Directions:
Will you output the entries below exactly, skipping every image they contain?

Extracted data entries
[START]

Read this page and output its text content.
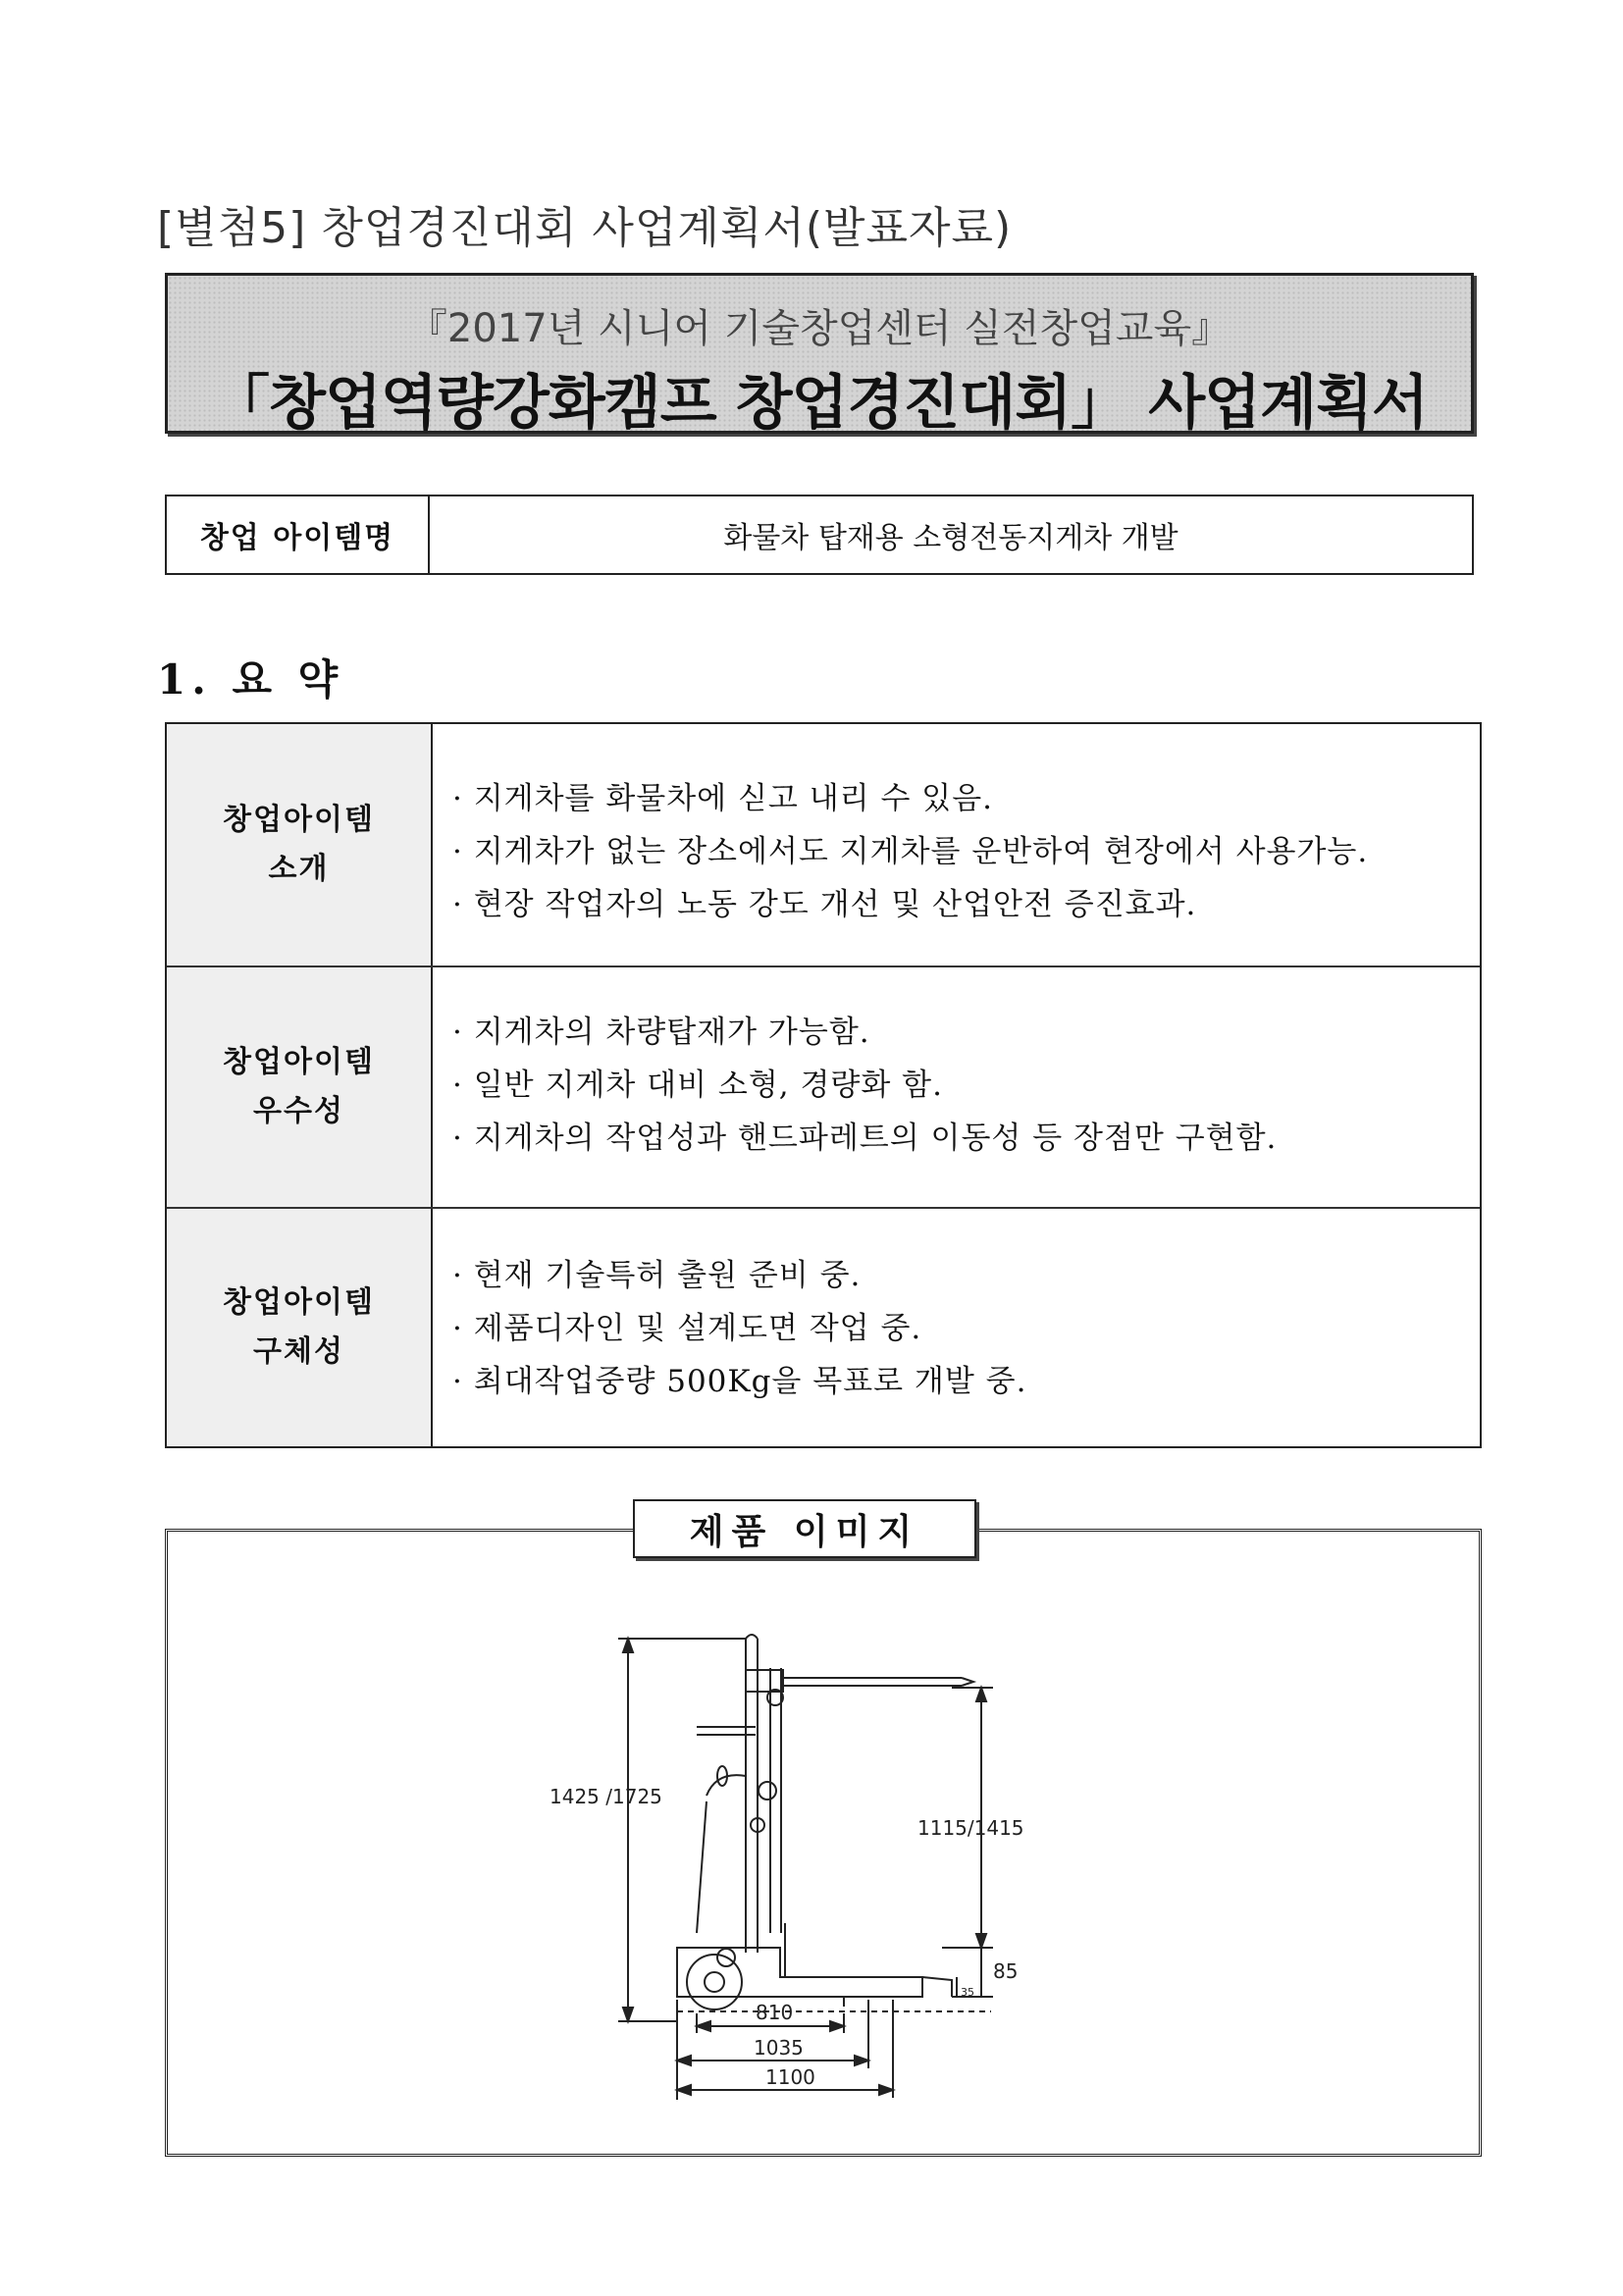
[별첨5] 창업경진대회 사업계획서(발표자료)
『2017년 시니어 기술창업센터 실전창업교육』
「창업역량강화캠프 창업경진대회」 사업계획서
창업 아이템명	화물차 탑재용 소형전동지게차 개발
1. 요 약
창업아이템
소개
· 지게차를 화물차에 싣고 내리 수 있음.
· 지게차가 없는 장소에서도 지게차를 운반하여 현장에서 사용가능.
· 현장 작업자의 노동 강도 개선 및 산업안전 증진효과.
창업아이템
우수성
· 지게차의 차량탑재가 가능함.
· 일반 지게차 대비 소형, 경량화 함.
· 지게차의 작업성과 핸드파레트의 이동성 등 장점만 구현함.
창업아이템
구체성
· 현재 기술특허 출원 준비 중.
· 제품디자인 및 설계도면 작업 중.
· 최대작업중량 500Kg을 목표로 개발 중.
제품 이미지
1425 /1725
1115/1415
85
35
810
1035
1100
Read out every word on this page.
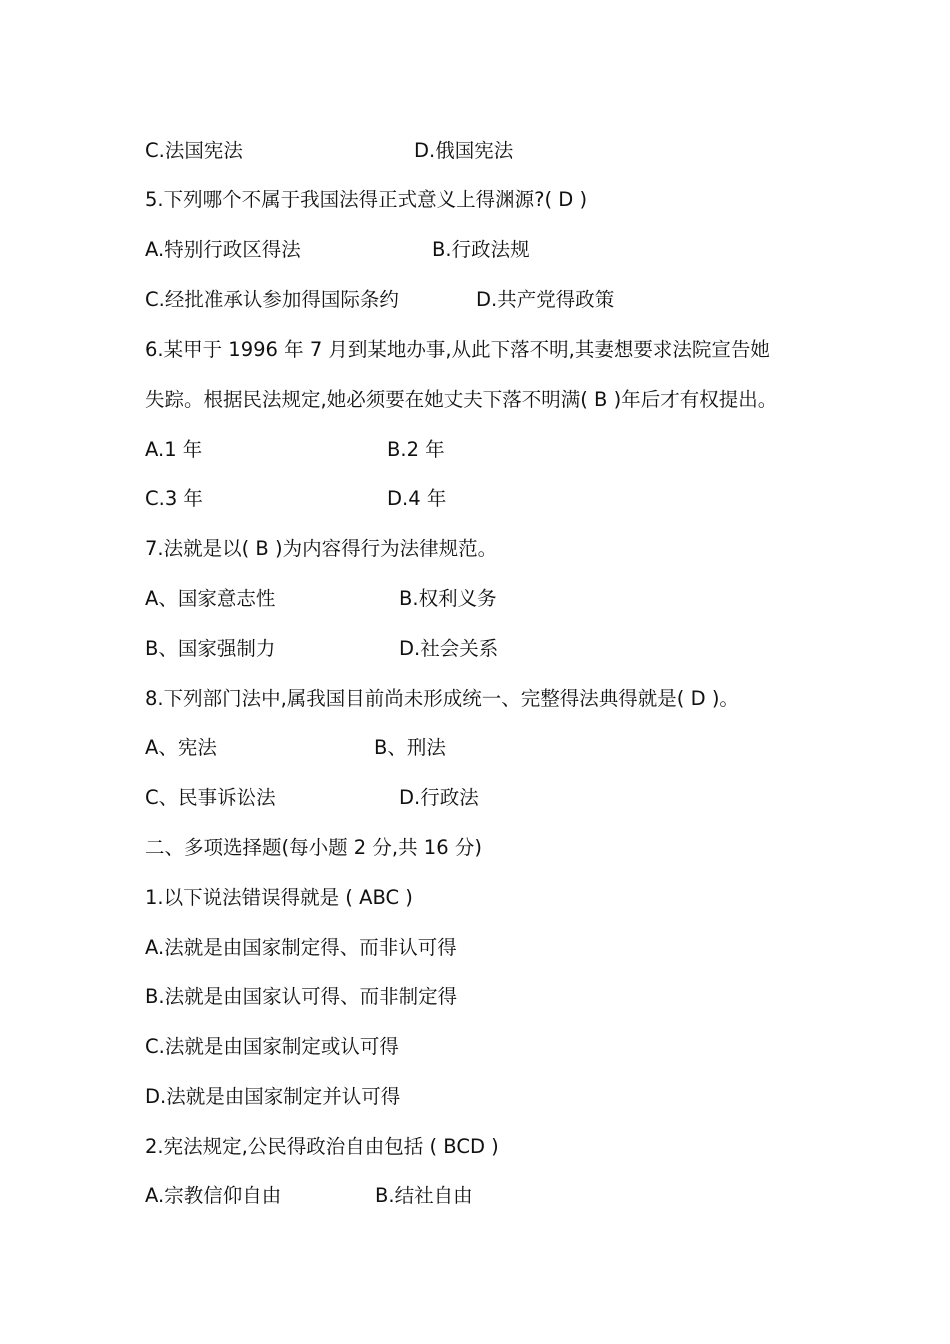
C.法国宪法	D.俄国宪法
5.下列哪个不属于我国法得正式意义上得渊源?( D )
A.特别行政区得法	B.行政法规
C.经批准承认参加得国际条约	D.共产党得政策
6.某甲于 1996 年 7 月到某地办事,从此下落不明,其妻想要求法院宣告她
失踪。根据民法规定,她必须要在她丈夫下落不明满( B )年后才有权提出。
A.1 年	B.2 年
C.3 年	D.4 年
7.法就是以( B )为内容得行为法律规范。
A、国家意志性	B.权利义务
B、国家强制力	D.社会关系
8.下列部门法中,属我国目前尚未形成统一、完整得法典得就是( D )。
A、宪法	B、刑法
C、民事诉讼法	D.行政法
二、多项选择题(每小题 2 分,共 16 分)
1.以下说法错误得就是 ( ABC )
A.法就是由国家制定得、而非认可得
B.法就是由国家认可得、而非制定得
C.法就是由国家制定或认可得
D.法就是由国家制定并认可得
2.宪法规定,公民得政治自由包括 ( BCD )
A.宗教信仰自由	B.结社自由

[END]

Solution for this problem:
Read this page and output its text content.
[별첨5] 창업경진대회 사업계획서(발표자료)
『2017년 시니어 기술창업센터 실전창업교육』
「창업역량강화캠프 창업경진대회」 사업계획서
창업 아이템명	화물차 탑재용 소형전동지게차 개발
1. 요 약
창업아이템
소개
· 지게차를 화물차에 싣고 내리 수 있음.
· 지게차가 없는 장소에서도 지게차를 운반하여 현장에서 사용가능.
· 현장 작업자의 노동 강도 개선 및 산업안전 증진효과.
창업아이템
우수성
· 지게차의 차량탑재가 가능함.
· 일반 지게차 대비 소형, 경량화 함.
· 지게차의 작업성과 핸드파레트의 이동성 등 장점만 구현함.
창업아이템
구체성
· 현재 기술특허 출원 준비 중.
· 제품디자인 및 설계도면 작업 중.
· 최대작업중량 500Kg을 목표로 개발 중.
제품 이미지
1425 /1725
1115/1415
85
35
810
1035
1100
Read out every word on this page.
C.法国宪法	D.俄国宪法
5.下列哪个不属于我国法得正式意义上得渊源?( D )
A.特别行政区得法	B.行政法规
C.经批准承认参加得国际条约	D.共产党得政策
6.某甲于 1996 年 7 月到某地办事,从此下落不明,其妻想要求法院宣告她
失踪。根据民法规定,她必须要在她丈夫下落不明满( B )年后才有权提出。
A.1 年	B.2 年
C.3 年	D.4 年
7.法就是以( B )为内容得行为法律规范。
A、国家意志性	B.权利义务
B、国家强制力	D.社会关系
8.下列部门法中,属我国目前尚未形成统一、完整得法典得就是( D )。
A、宪法	B、刑法
C、民事诉讼法	D.行政法
二、多项选择题(每小题 2 分,共 16 分)
1.以下说法错误得就是 ( ABC )
A.法就是由国家制定得、而非认可得
B.法就是由国家认可得、而非制定得
C.法就是由国家制定或认可得
D.法就是由国家制定并认可得
2.宪法规定,公民得政治自由包括 ( BCD )
A.宗教信仰自由	B.结社自由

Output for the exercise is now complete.